Aim of the exercise> Search the data for the string "JSON" and extract every line where it appears.

[Figure record extracts]
______________________________

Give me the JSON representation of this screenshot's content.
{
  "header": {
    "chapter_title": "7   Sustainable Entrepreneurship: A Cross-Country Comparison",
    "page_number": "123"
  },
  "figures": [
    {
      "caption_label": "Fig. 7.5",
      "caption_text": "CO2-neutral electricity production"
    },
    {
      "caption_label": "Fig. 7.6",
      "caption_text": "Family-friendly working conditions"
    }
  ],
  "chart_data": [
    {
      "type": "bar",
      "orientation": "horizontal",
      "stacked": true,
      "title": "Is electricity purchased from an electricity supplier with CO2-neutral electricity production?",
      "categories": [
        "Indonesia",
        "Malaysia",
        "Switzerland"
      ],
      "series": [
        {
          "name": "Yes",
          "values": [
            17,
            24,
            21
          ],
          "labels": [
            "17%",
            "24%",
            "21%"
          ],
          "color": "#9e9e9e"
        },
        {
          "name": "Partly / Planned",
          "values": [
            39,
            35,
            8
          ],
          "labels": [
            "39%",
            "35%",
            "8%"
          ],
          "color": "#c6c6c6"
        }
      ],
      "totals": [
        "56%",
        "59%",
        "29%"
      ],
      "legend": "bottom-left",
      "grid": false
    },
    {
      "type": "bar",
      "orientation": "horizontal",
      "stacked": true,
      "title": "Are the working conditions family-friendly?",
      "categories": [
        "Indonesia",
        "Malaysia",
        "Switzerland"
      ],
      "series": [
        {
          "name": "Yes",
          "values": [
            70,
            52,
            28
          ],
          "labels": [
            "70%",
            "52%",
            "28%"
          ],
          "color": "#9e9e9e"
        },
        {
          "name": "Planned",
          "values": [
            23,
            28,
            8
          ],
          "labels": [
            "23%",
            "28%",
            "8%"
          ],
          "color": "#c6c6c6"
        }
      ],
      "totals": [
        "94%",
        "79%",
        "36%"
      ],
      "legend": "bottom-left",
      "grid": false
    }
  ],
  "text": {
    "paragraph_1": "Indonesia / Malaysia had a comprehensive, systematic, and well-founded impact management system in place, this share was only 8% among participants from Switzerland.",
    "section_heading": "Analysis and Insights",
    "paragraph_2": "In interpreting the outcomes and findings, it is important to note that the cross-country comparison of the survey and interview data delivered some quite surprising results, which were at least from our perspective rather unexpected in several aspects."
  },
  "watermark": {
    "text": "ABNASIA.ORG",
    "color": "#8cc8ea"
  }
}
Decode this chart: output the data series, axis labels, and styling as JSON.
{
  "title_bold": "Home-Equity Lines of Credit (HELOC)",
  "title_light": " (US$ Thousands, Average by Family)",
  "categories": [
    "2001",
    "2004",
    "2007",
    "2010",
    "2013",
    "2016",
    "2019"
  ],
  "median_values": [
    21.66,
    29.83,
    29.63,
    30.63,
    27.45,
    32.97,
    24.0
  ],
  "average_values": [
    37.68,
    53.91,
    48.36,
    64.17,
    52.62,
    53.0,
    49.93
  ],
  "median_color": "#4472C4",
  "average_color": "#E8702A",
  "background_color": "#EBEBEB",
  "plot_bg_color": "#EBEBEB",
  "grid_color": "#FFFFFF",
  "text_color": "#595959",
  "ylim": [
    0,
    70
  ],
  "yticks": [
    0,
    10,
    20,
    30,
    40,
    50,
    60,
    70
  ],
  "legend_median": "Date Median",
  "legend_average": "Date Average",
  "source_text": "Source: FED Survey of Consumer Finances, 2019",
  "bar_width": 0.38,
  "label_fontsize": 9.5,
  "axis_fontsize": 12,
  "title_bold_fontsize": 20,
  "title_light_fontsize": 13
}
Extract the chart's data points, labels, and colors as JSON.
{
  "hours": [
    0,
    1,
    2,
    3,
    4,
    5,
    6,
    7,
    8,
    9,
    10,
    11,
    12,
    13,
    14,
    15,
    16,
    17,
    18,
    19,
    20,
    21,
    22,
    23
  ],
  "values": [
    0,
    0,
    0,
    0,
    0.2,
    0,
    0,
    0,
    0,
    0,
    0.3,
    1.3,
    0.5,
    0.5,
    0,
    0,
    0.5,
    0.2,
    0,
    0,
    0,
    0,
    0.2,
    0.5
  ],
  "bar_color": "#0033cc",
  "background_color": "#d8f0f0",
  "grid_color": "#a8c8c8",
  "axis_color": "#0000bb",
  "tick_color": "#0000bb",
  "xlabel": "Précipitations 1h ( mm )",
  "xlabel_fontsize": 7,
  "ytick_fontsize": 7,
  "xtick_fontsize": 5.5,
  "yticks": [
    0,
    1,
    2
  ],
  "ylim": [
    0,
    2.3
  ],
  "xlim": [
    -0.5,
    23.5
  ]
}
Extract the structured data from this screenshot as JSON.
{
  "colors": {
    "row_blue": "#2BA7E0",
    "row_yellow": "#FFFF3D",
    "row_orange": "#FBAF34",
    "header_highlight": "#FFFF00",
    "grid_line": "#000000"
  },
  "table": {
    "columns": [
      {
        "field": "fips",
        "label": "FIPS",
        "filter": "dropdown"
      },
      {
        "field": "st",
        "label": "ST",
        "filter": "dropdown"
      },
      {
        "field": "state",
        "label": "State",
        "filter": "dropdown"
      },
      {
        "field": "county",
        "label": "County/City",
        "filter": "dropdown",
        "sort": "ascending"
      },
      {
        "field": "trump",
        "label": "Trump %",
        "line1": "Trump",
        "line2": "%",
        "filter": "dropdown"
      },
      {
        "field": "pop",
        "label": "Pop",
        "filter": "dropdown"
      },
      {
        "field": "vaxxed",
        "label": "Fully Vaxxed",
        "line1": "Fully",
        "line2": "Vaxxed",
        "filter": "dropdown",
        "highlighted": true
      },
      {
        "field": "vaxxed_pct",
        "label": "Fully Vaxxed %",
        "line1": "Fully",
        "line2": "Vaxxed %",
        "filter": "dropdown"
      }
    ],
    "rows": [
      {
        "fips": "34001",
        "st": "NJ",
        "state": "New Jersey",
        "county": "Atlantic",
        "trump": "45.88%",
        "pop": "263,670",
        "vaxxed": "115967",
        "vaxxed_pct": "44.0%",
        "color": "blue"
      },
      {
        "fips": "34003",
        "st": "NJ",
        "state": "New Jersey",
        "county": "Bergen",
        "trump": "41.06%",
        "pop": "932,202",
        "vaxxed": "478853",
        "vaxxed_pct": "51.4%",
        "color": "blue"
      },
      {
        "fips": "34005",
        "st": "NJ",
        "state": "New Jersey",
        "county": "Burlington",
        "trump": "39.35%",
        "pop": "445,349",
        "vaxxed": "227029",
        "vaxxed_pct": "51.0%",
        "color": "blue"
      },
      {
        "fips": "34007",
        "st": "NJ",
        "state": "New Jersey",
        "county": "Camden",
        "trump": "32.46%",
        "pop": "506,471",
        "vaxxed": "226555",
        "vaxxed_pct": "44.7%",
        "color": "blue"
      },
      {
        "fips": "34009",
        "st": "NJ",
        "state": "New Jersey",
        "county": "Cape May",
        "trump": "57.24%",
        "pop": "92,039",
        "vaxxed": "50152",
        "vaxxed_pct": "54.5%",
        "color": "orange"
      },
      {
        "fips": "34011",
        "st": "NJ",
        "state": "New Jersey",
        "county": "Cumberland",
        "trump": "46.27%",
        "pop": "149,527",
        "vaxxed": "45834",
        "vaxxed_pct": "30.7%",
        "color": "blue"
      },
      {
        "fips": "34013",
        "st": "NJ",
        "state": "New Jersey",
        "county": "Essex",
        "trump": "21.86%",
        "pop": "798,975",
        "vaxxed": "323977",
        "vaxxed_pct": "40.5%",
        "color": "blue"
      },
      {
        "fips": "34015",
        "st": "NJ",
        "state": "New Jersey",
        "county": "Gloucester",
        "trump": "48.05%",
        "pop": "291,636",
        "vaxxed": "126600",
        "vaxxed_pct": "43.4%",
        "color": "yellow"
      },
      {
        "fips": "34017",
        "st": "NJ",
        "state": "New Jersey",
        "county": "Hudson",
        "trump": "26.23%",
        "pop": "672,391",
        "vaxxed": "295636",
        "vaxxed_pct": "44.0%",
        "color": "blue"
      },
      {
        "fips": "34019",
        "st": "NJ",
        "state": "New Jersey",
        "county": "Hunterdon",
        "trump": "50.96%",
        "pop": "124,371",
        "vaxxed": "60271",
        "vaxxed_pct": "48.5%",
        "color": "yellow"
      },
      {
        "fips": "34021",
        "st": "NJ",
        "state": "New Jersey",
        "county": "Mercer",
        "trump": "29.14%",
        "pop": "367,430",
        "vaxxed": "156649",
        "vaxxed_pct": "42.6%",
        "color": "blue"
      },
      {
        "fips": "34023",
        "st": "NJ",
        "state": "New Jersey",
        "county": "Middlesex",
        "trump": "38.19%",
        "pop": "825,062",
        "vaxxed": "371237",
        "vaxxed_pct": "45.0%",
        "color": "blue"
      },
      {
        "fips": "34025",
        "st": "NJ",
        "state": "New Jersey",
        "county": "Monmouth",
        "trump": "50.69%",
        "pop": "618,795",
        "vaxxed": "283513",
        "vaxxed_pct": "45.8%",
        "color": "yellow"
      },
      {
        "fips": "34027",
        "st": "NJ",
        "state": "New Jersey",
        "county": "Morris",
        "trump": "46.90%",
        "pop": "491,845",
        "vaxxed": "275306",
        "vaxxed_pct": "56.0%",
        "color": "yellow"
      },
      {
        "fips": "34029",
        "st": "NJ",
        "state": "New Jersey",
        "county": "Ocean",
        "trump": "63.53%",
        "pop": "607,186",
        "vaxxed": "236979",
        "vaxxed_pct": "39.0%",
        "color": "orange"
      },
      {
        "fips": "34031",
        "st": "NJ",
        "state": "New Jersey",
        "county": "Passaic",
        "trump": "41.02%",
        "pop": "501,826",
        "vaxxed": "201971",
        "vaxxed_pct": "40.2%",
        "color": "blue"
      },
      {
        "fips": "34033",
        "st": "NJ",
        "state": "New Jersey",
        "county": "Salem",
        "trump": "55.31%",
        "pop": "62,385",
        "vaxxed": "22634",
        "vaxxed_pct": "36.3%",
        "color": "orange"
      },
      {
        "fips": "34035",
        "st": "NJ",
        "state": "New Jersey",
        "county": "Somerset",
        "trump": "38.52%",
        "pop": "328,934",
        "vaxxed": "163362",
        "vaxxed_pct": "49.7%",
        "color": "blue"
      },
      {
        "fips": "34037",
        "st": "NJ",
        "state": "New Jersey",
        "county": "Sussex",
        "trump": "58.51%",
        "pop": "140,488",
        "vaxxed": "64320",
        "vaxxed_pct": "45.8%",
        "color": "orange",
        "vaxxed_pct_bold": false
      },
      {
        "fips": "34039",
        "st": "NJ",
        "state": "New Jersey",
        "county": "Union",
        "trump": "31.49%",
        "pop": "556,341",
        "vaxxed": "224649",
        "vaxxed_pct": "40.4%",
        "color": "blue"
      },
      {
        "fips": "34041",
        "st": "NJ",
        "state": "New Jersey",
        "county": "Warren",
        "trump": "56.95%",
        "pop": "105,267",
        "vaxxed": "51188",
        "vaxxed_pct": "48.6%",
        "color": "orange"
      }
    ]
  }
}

______________________________

Correct result>
Give me the JSON representation of this screenshot's content.
Decode this chart: output the data series, axis labels, and styling as JSON.
Extract the chart's data points, labels, and colors as JSON.
Extract the structured data from this screenshot as JSON.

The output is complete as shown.